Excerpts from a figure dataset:
━━━

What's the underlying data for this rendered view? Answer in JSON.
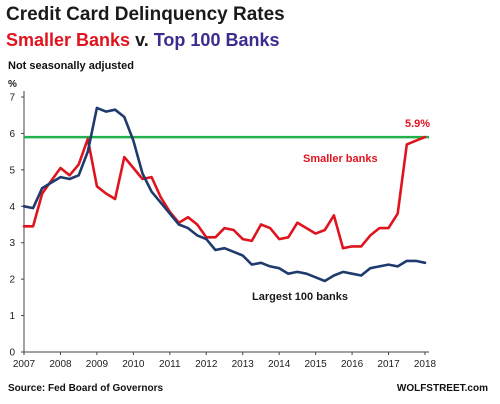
{
  "header": {
    "title": "Credit Card Delinquency Rates",
    "subtitle_red": "Smaller Banks",
    "subtitle_sep": " v. ",
    "subtitle_blue": "Top 100 Banks",
    "note": "Not seasonally adjusted"
  },
  "footer": {
    "source": "Source: Fed Board of Governors",
    "brand": "WOLFSTREET.com"
  },
  "colors": {
    "smaller": "#e0141e",
    "largest": "#1f3b6d",
    "reference": "#22b04b",
    "axis": "#444444"
  },
  "chart_data": {
    "type": "line",
    "ylabel": "%",
    "ylim": [
      0,
      7
    ],
    "xlim": [
      2007,
      2018
    ],
    "yticks": [
      "0",
      "1",
      "2",
      "3",
      "4",
      "5",
      "6",
      "7"
    ],
    "xticks": [
      "2007",
      "2008",
      "2009",
      "2010",
      "2011",
      "2012",
      "2013",
      "2014",
      "2015",
      "2016",
      "2017",
      "2018"
    ],
    "grid": false,
    "reference_line": {
      "value": 5.9
    },
    "annotations": {
      "last_value": "5.9%",
      "smaller_label": "Smaller banks",
      "largest_label": "Largest 100 banks"
    },
    "series": [
      {
        "name": "Smaller banks",
        "x": [
          2007.0,
          2007.25,
          2007.5,
          2007.75,
          2008.0,
          2008.25,
          2008.5,
          2008.75,
          2009.0,
          2009.25,
          2009.5,
          2009.75,
          2010.0,
          2010.25,
          2010.5,
          2010.75,
          2011.0,
          2011.25,
          2011.5,
          2011.75,
          2012.0,
          2012.25,
          2012.5,
          2012.75,
          2013.0,
          2013.25,
          2013.5,
          2013.75,
          2014.0,
          2014.25,
          2014.5,
          2014.75,
          2015.0,
          2015.25,
          2015.5,
          2015.75,
          2016.0,
          2016.25,
          2016.5,
          2016.75,
          2017.0,
          2017.25,
          2017.5,
          2017.75,
          2018.0
        ],
        "values": [
          3.45,
          3.45,
          4.35,
          4.7,
          5.05,
          4.85,
          5.15,
          5.85,
          4.55,
          4.35,
          4.2,
          5.35,
          5.05,
          4.75,
          4.8,
          4.25,
          3.85,
          3.55,
          3.7,
          3.5,
          3.15,
          3.15,
          3.4,
          3.35,
          3.1,
          3.05,
          3.5,
          3.4,
          3.1,
          3.15,
          3.55,
          3.4,
          3.25,
          3.35,
          3.75,
          2.85,
          2.9,
          2.9,
          3.2,
          3.4,
          3.4,
          3.8,
          5.7,
          5.8,
          5.9
        ]
      },
      {
        "name": "Largest 100 banks",
        "x": [
          2007.0,
          2007.25,
          2007.5,
          2007.75,
          2008.0,
          2008.25,
          2008.5,
          2008.75,
          2009.0,
          2009.25,
          2009.5,
          2009.75,
          2010.0,
          2010.25,
          2010.5,
          2010.75,
          2011.0,
          2011.25,
          2011.5,
          2011.75,
          2012.0,
          2012.25,
          2012.5,
          2012.75,
          2013.0,
          2013.25,
          2013.5,
          2013.75,
          2014.0,
          2014.25,
          2014.5,
          2014.75,
          2015.0,
          2015.25,
          2015.5,
          2015.75,
          2016.0,
          2016.25,
          2016.5,
          2016.75,
          2017.0,
          2017.25,
          2017.5,
          2017.75,
          2018.0
        ],
        "values": [
          4.0,
          3.95,
          4.5,
          4.65,
          4.8,
          4.75,
          4.85,
          5.5,
          6.7,
          6.6,
          6.65,
          6.45,
          5.8,
          4.9,
          4.4,
          4.1,
          3.8,
          3.5,
          3.4,
          3.2,
          3.1,
          2.8,
          2.85,
          2.75,
          2.65,
          2.4,
          2.45,
          2.35,
          2.3,
          2.15,
          2.2,
          2.15,
          2.05,
          1.95,
          2.1,
          2.2,
          2.15,
          2.1,
          2.3,
          2.35,
          2.4,
          2.35,
          2.5,
          2.5,
          2.45
        ]
      }
    ]
  }
}
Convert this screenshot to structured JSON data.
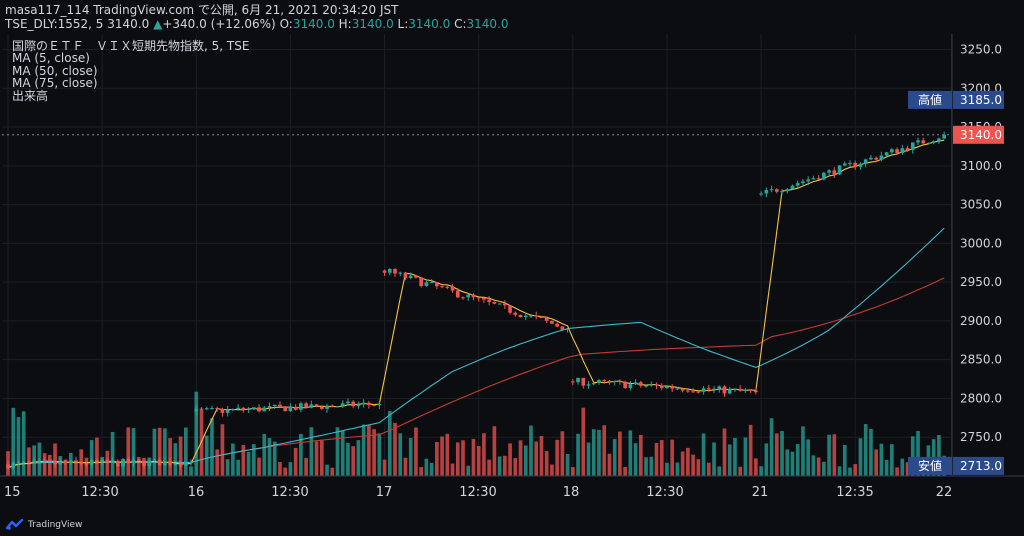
{
  "header": {
    "line1": "masa117_114 TradingView.com で公開, 6月 21, 2021 20:34:20 JST",
    "symbol": "TSE_DLY:1552, 5",
    "last": "3140.0",
    "change": "+340.0 (+12.06%)",
    "ohlc_prefix": " O:",
    "open": "3140.0",
    "high_prefix": " H:",
    "high": "3140.0",
    "low_prefix": " L:",
    "low": "3140.0",
    "close_prefix": " C:",
    "close": "3140.0"
  },
  "legend": {
    "title": "国際のＥＴＦ　ＶＩＸ短期先物指数, 5, TSE",
    "ma5": "MA (5, close)",
    "ma50": "MA (50, close)",
    "ma75": "MA (75, close)",
    "volume": "出来高"
  },
  "brand": "TradingView",
  "colors": {
    "background": "#0c0d11",
    "up": "#26a69a",
    "down": "#ef5350",
    "ma5": "#f6c342",
    "ma50": "#3fb7c9",
    "ma75": "#c43b34",
    "label_blue": "#2a4a8c",
    "last_price": "#ef5350"
  },
  "chart_data": {
    "type": "candlestick",
    "y_axis": {
      "min": 2700,
      "max": 3270,
      "ticks": [
        3250.0,
        3200.0,
        3150.0,
        3100.0,
        3050.0,
        3000.0,
        2950.0,
        2900.0,
        2850.0,
        2800.0,
        2750.0
      ]
    },
    "x_ticks": [
      "15",
      "12:30",
      "16",
      "12:30",
      "17",
      "12:30",
      "18",
      "12:30",
      "21",
      "12:35",
      "22"
    ],
    "x_tick_positions": [
      0,
      1,
      2,
      3,
      4,
      5,
      6,
      7,
      8,
      9,
      10
    ],
    "sessions": [
      {
        "label": "15",
        "bars": 36,
        "open": 2715,
        "close": 2718,
        "high": 2745,
        "low": 2705
      },
      {
        "label": "16",
        "bars": 36,
        "open": 2783,
        "close": 2793,
        "high": 2803,
        "low": 2775
      },
      {
        "label": "17",
        "bars": 36,
        "open": 2965,
        "close": 2890,
        "high": 2968,
        "low": 2885
      },
      {
        "label": "18",
        "bars": 36,
        "open": 2822,
        "close": 2808,
        "high": 2825,
        "low": 2793
      },
      {
        "label": "21",
        "bars": 36,
        "open": 3063,
        "close": 3140,
        "high": 3175,
        "low": 3050
      }
    ],
    "price_labels": [
      {
        "name": "高値",
        "value": "3185.0"
      },
      {
        "name": "last",
        "value": "3140.0"
      },
      {
        "name": "安値",
        "value": "2713.0"
      }
    ]
  }
}
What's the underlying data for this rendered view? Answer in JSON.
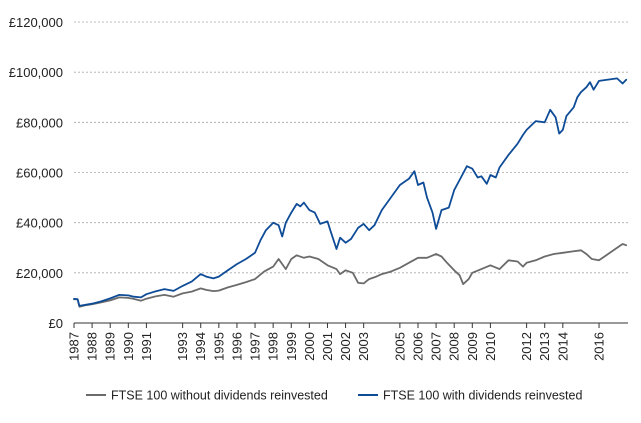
{
  "chart_data": {
    "type": "line",
    "title": "",
    "xlabel": "",
    "ylabel": "",
    "ylim": [
      0,
      120000
    ],
    "xlim": [
      1987.0,
      2017.6
    ],
    "grid": "horizontal dashed",
    "legend_position": "bottom",
    "y_ticks": [
      {
        "value": 0,
        "label": "£0"
      },
      {
        "value": 20000,
        "label": "£20,000"
      },
      {
        "value": 40000,
        "label": "£40,000"
      },
      {
        "value": 60000,
        "label": "£60,000"
      },
      {
        "value": 80000,
        "label": "£80,000"
      },
      {
        "value": 100000,
        "label": "£100,000"
      },
      {
        "value": 120000,
        "label": "£120,000"
      }
    ],
    "x_ticks": [
      {
        "value": 1987,
        "label": "1987"
      },
      {
        "value": 1988,
        "label": "1988"
      },
      {
        "value": 1989,
        "label": "1989"
      },
      {
        "value": 1990,
        "label": "1990"
      },
      {
        "value": 1991,
        "label": "1991"
      },
      {
        "value": 1993,
        "label": "1993"
      },
      {
        "value": 1994,
        "label": "1994"
      },
      {
        "value": 1995,
        "label": "1995"
      },
      {
        "value": 1996,
        "label": "1996"
      },
      {
        "value": 1997,
        "label": "1997"
      },
      {
        "value": 1998,
        "label": "1998"
      },
      {
        "value": 1999,
        "label": "1999"
      },
      {
        "value": 2000,
        "label": "2000"
      },
      {
        "value": 2001,
        "label": "2001"
      },
      {
        "value": 2002,
        "label": "2002"
      },
      {
        "value": 2003,
        "label": "2003"
      },
      {
        "value": 2005,
        "label": "2005"
      },
      {
        "value": 2006,
        "label": "2006"
      },
      {
        "value": 2007,
        "label": "2007"
      },
      {
        "value": 2008,
        "label": "2008"
      },
      {
        "value": 2009,
        "label": "2009"
      },
      {
        "value": 2010,
        "label": "2010"
      },
      {
        "value": 2012,
        "label": "2012"
      },
      {
        "value": 2013,
        "label": "2013"
      },
      {
        "value": 2014,
        "label": "2014"
      },
      {
        "value": 2016,
        "label": "2016"
      }
    ],
    "series": [
      {
        "name": "FTSE 100 without dividends reinvested",
        "color": "#6b6b6b",
        "points": [
          [
            1987.0,
            9500
          ],
          [
            1987.2,
            9400
          ],
          [
            1987.3,
            6500
          ],
          [
            1987.6,
            7000
          ],
          [
            1988.0,
            7500
          ],
          [
            1988.5,
            8200
          ],
          [
            1989.0,
            9000
          ],
          [
            1989.5,
            10200
          ],
          [
            1990.0,
            10000
          ],
          [
            1990.3,
            9600
          ],
          [
            1990.7,
            8900
          ],
          [
            1991.0,
            9700
          ],
          [
            1991.5,
            10600
          ],
          [
            1992.0,
            11200
          ],
          [
            1992.5,
            10500
          ],
          [
            1993.0,
            11800
          ],
          [
            1993.5,
            12500
          ],
          [
            1994.0,
            13800
          ],
          [
            1994.3,
            13200
          ],
          [
            1994.7,
            12700
          ],
          [
            1995.0,
            12900
          ],
          [
            1995.5,
            14200
          ],
          [
            1996.0,
            15200
          ],
          [
            1996.5,
            16300
          ],
          [
            1997.0,
            17500
          ],
          [
            1997.5,
            20500
          ],
          [
            1998.0,
            22500
          ],
          [
            1998.3,
            25500
          ],
          [
            1998.7,
            21500
          ],
          [
            1999.0,
            25500
          ],
          [
            1999.3,
            27000
          ],
          [
            1999.7,
            26000
          ],
          [
            2000.0,
            26500
          ],
          [
            2000.5,
            25500
          ],
          [
            2001.0,
            23000
          ],
          [
            2001.5,
            21500
          ],
          [
            2001.7,
            19500
          ],
          [
            2002.0,
            21000
          ],
          [
            2002.4,
            20000
          ],
          [
            2002.7,
            16000
          ],
          [
            2003.0,
            15800
          ],
          [
            2003.3,
            17500
          ],
          [
            2003.7,
            18500
          ],
          [
            2004.0,
            19500
          ],
          [
            2004.5,
            20500
          ],
          [
            2005.0,
            22000
          ],
          [
            2005.5,
            24000
          ],
          [
            2006.0,
            26000
          ],
          [
            2006.5,
            26000
          ],
          [
            2007.0,
            27500
          ],
          [
            2007.3,
            26500
          ],
          [
            2007.6,
            24000
          ],
          [
            2008.0,
            21000
          ],
          [
            2008.3,
            19000
          ],
          [
            2008.5,
            15500
          ],
          [
            2008.8,
            17500
          ],
          [
            2009.0,
            20000
          ],
          [
            2009.5,
            21500
          ],
          [
            2010.0,
            23000
          ],
          [
            2010.5,
            21500
          ],
          [
            2011.0,
            25000
          ],
          [
            2011.5,
            24500
          ],
          [
            2011.8,
            22500
          ],
          [
            2012.0,
            24000
          ],
          [
            2012.5,
            25000
          ],
          [
            2013.0,
            26500
          ],
          [
            2013.5,
            27500
          ],
          [
            2014.0,
            28000
          ],
          [
            2014.5,
            28500
          ],
          [
            2015.0,
            29000
          ],
          [
            2015.3,
            27500
          ],
          [
            2015.6,
            25500
          ],
          [
            2016.0,
            25000
          ],
          [
            2016.3,
            26500
          ],
          [
            2016.7,
            28500
          ],
          [
            2017.0,
            30000
          ],
          [
            2017.3,
            31500
          ],
          [
            2017.5,
            31000
          ]
        ]
      },
      {
        "name": "FTSE 100 with dividends reinvested",
        "color": "#0f4c97",
        "points": [
          [
            1987.0,
            9600
          ],
          [
            1987.2,
            9500
          ],
          [
            1987.3,
            6800
          ],
          [
            1987.6,
            7200
          ],
          [
            1988.0,
            7700
          ],
          [
            1988.5,
            8600
          ],
          [
            1989.0,
            9800
          ],
          [
            1989.5,
            11200
          ],
          [
            1990.0,
            11000
          ],
          [
            1990.3,
            10500
          ],
          [
            1990.7,
            10200
          ],
          [
            1991.0,
            11500
          ],
          [
            1991.5,
            12600
          ],
          [
            1992.0,
            13500
          ],
          [
            1992.5,
            12800
          ],
          [
            1993.0,
            14800
          ],
          [
            1993.5,
            16500
          ],
          [
            1994.0,
            19500
          ],
          [
            1994.3,
            18500
          ],
          [
            1994.7,
            17800
          ],
          [
            1995.0,
            18500
          ],
          [
            1995.5,
            21000
          ],
          [
            1996.0,
            23500
          ],
          [
            1996.5,
            25500
          ],
          [
            1997.0,
            28000
          ],
          [
            1997.3,
            33000
          ],
          [
            1997.6,
            37000
          ],
          [
            1998.0,
            40000
          ],
          [
            1998.3,
            39000
          ],
          [
            1998.5,
            34500
          ],
          [
            1998.7,
            40000
          ],
          [
            1999.0,
            44000
          ],
          [
            1999.3,
            47500
          ],
          [
            1999.5,
            46500
          ],
          [
            1999.7,
            48000
          ],
          [
            2000.0,
            45000
          ],
          [
            2000.3,
            44000
          ],
          [
            2000.6,
            39500
          ],
          [
            2001.0,
            40500
          ],
          [
            2001.2,
            36000
          ],
          [
            2001.5,
            29500
          ],
          [
            2001.7,
            34000
          ],
          [
            2002.0,
            32000
          ],
          [
            2002.3,
            33500
          ],
          [
            2002.7,
            38000
          ],
          [
            2003.0,
            39500
          ],
          [
            2003.3,
            37000
          ],
          [
            2003.6,
            39000
          ],
          [
            2004.0,
            45000
          ],
          [
            2004.5,
            50000
          ],
          [
            2005.0,
            55000
          ],
          [
            2005.5,
            57500
          ],
          [
            2005.8,
            60500
          ],
          [
            2006.0,
            55000
          ],
          [
            2006.3,
            56000
          ],
          [
            2006.5,
            50000
          ],
          [
            2006.8,
            44000
          ],
          [
            2007.0,
            37500
          ],
          [
            2007.3,
            45000
          ],
          [
            2007.7,
            46000
          ],
          [
            2008.0,
            53000
          ],
          [
            2008.3,
            57000
          ],
          [
            2008.7,
            62500
          ],
          [
            2009.0,
            61500
          ],
          [
            2009.3,
            58000
          ],
          [
            2009.5,
            58500
          ],
          [
            2009.8,
            55500
          ],
          [
            2010.0,
            59000
          ],
          [
            2010.3,
            58000
          ],
          [
            2010.5,
            62000
          ],
          [
            2011.0,
            67000
          ],
          [
            2011.5,
            71500
          ],
          [
            2011.8,
            75000
          ],
          [
            2012.0,
            77000
          ],
          [
            2012.5,
            80500
          ],
          [
            2013.0,
            80000
          ],
          [
            2013.3,
            85000
          ],
          [
            2013.6,
            82000
          ],
          [
            2013.8,
            75500
          ],
          [
            2014.0,
            77000
          ],
          [
            2014.2,
            82500
          ],
          [
            2014.6,
            86000
          ],
          [
            2014.8,
            90000
          ],
          [
            2015.0,
            92000
          ],
          [
            2015.3,
            94000
          ],
          [
            2015.5,
            96000
          ],
          [
            2015.7,
            93000
          ],
          [
            2016.0,
            96500
          ],
          [
            2017.0,
            97500
          ],
          [
            2017.3,
            95500
          ],
          [
            2017.5,
            97000
          ]
        ]
      }
    ]
  }
}
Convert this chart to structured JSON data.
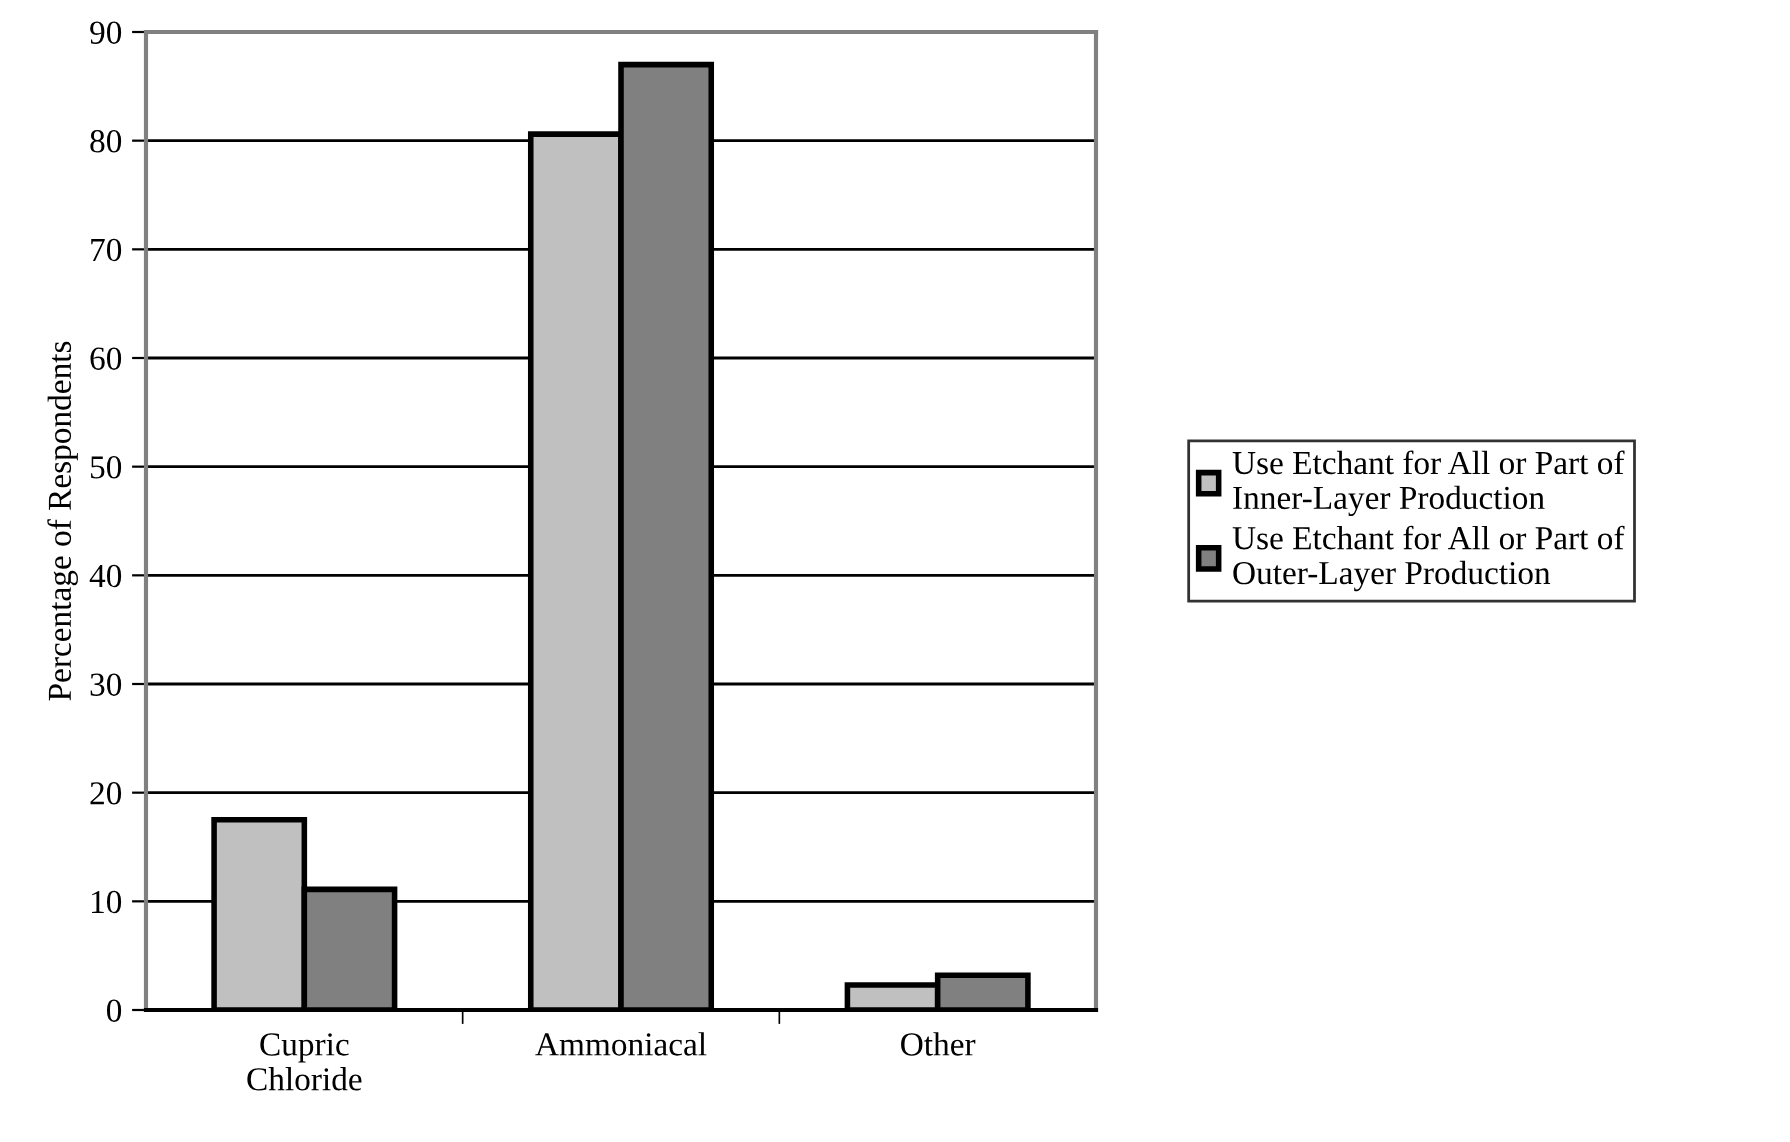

━━━

Exercise directions: Reproduce each line of the material containing the word "name".

Exercise response:
        "name": "Smaller banks",
        "name": "Largest 100 banks",
        "name": "高値",
        "name": "last",
        "name": "安値",
        "name": "FTSE 100 without dividends reinvested",
        "name": "FTSE 100 with dividends reinvested",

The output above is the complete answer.